→ WHAT THE EXERCISE ASKS:
Report how many lines below contain the word "Initializer". Give only the number.

→ DATASET CONTENT:
>> BEGIN

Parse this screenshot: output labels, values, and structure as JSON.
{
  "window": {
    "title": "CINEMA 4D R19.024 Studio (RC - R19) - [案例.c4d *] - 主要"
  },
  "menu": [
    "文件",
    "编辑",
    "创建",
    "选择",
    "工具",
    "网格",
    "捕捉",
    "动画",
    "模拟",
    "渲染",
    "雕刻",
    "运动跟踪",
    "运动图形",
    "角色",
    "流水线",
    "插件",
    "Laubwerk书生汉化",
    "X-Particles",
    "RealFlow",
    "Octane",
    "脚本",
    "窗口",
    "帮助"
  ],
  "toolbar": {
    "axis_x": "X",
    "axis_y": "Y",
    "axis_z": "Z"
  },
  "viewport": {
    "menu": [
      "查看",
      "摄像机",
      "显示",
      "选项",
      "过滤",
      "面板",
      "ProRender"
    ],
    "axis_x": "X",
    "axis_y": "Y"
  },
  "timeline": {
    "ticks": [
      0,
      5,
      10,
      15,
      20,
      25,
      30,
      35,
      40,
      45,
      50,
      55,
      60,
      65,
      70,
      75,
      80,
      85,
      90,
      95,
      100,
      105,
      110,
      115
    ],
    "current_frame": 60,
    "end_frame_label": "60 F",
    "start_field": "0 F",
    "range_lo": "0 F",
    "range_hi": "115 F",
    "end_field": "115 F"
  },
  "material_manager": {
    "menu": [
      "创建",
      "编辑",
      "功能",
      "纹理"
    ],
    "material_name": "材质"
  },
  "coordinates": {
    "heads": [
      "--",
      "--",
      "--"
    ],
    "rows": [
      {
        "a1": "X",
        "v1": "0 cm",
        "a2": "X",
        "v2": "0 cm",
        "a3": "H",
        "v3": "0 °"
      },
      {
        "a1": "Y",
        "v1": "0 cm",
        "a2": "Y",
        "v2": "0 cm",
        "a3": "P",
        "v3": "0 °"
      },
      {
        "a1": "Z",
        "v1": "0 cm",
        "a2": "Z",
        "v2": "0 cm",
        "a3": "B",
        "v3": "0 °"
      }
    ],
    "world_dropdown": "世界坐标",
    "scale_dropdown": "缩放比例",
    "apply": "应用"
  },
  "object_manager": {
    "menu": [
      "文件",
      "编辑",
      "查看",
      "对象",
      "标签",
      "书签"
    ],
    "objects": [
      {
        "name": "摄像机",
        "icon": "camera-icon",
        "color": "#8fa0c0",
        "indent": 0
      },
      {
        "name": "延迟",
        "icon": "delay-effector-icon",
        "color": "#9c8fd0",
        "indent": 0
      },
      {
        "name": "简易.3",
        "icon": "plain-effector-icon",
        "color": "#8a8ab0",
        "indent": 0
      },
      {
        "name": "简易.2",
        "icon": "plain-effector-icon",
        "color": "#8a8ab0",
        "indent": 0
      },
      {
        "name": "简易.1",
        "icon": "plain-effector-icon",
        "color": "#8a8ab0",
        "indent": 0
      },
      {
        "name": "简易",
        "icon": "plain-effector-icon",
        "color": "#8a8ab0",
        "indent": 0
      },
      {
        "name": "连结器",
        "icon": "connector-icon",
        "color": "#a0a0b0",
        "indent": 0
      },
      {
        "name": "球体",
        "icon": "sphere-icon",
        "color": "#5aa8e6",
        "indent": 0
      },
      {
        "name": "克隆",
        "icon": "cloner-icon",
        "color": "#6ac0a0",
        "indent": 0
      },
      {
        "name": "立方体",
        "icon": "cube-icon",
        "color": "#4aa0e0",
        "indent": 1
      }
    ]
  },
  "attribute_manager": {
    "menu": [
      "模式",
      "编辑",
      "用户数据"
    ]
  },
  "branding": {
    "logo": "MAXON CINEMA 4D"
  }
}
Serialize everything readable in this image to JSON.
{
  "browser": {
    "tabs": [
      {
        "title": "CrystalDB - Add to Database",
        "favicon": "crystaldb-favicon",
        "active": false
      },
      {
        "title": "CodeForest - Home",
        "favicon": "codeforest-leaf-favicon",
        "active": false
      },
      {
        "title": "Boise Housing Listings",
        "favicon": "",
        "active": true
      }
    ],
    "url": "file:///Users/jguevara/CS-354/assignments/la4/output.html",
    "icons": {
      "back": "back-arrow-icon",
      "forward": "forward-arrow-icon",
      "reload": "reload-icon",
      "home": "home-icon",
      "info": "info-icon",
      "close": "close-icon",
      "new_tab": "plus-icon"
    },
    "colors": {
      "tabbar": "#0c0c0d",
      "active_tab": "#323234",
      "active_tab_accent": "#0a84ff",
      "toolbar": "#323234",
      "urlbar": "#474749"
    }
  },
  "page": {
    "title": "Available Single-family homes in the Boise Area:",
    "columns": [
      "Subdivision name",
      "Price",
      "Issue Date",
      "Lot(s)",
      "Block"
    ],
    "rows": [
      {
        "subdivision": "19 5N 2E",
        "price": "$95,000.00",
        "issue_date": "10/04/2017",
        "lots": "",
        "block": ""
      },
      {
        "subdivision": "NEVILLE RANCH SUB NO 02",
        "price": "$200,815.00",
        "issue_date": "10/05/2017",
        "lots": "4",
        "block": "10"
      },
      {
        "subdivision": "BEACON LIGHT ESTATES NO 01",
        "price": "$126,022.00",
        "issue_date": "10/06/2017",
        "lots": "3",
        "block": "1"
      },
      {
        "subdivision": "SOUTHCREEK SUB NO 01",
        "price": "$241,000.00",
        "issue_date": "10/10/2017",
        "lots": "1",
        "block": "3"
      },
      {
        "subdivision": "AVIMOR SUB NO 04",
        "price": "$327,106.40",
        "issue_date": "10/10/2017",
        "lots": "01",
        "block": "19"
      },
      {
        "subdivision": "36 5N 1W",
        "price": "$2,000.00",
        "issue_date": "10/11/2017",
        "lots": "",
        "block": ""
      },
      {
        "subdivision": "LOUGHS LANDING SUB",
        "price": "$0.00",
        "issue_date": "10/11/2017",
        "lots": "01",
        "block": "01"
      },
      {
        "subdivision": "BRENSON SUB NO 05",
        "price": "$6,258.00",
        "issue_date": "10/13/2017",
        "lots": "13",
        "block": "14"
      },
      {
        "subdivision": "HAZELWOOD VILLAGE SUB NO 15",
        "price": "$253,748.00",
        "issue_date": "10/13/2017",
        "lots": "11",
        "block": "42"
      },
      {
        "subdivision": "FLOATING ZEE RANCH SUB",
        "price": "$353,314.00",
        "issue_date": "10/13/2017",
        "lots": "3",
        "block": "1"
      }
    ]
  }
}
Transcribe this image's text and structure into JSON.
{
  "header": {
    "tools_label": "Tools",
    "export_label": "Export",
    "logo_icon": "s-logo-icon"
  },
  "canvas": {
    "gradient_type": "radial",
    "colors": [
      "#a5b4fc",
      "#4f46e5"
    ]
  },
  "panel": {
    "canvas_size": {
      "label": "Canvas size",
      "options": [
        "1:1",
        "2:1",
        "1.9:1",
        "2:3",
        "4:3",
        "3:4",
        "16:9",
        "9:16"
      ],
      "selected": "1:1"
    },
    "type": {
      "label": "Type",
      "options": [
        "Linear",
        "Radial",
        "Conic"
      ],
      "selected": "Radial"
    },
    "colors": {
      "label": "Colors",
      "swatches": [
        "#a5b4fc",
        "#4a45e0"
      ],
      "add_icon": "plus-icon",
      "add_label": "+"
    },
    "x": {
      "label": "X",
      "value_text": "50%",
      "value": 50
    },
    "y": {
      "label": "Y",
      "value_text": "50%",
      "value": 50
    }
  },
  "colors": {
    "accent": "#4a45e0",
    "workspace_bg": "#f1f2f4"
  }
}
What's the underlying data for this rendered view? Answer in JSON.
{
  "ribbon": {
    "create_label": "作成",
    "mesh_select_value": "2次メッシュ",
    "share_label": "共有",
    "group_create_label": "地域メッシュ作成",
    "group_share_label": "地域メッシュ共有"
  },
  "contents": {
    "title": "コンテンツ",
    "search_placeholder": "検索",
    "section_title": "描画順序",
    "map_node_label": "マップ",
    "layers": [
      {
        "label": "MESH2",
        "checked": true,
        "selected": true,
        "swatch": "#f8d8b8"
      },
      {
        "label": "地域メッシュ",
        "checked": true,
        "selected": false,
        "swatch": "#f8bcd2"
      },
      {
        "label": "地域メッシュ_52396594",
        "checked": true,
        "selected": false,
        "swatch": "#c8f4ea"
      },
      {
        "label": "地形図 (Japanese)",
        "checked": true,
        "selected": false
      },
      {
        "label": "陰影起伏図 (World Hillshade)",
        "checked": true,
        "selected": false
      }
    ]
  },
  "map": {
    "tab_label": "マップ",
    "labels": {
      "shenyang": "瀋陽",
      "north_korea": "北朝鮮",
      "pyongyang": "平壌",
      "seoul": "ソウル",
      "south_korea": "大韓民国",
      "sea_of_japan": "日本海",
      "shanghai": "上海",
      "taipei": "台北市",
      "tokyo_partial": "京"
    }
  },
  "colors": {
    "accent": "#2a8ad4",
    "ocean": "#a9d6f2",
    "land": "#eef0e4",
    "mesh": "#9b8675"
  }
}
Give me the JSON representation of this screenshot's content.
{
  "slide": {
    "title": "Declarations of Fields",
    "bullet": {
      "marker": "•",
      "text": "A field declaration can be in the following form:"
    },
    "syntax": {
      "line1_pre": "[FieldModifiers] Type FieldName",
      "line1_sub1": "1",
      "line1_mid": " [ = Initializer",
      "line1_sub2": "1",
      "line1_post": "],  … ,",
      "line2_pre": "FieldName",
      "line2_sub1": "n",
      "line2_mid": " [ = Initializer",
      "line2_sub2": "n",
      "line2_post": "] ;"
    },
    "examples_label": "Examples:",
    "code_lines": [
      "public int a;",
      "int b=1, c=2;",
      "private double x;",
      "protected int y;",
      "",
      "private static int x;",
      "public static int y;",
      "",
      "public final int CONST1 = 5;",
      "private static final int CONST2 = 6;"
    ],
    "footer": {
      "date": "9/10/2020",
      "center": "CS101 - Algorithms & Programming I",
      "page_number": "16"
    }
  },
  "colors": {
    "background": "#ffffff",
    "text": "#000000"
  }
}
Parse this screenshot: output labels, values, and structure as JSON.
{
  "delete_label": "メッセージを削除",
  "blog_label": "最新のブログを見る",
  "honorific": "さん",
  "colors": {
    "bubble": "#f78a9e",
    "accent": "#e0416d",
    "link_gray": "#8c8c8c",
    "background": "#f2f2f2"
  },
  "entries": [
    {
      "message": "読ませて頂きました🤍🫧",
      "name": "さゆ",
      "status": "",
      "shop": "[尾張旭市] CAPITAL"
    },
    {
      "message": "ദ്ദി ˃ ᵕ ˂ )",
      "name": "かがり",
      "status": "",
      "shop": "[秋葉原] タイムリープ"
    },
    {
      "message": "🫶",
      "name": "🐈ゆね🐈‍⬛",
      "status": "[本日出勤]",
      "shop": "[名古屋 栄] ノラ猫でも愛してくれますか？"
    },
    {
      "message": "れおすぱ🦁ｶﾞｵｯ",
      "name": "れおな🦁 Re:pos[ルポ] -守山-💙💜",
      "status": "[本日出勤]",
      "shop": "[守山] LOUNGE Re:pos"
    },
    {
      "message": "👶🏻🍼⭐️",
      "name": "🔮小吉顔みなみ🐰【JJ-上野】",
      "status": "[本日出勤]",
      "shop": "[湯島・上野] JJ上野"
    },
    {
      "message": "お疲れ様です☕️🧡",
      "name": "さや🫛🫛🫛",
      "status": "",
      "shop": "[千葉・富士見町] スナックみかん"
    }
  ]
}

>> END

→ SOLUTION TO THE EXERCISE:
2